═════ SUPPLIED RECORDS ═════

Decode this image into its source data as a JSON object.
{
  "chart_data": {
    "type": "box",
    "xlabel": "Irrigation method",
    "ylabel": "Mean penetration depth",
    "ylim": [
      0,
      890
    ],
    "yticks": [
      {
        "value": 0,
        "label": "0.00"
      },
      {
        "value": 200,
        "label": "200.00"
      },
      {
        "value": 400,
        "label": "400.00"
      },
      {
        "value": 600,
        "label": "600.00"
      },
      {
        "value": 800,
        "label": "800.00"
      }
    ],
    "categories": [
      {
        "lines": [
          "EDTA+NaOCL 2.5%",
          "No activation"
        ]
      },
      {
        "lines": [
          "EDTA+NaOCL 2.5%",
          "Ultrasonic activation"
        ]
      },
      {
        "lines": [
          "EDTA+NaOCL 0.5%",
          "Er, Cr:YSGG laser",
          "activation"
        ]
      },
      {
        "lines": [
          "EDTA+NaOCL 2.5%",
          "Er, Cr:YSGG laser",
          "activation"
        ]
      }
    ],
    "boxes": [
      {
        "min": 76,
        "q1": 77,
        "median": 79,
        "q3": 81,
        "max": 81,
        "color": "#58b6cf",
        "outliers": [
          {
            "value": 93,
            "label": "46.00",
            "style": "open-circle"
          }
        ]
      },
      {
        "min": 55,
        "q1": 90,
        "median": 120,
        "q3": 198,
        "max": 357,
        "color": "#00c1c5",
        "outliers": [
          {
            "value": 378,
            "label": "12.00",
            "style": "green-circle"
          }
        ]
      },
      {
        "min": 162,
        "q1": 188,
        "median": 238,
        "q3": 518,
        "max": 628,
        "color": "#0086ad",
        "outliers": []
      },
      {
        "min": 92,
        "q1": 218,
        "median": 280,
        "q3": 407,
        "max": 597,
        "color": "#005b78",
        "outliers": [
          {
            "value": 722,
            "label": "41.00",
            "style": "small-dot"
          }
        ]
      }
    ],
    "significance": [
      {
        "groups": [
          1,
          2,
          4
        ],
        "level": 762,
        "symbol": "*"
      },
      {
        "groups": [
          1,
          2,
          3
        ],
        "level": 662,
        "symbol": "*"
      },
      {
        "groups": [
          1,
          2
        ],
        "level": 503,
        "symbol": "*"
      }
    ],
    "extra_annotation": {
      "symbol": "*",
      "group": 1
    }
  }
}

═════

## THE REQUEST
Copy out each line of the material that holds the word "style".

## WORKED SOLUTION
            "style": "open-circle"
            "style": "green-circle"
            "style": "small-dot"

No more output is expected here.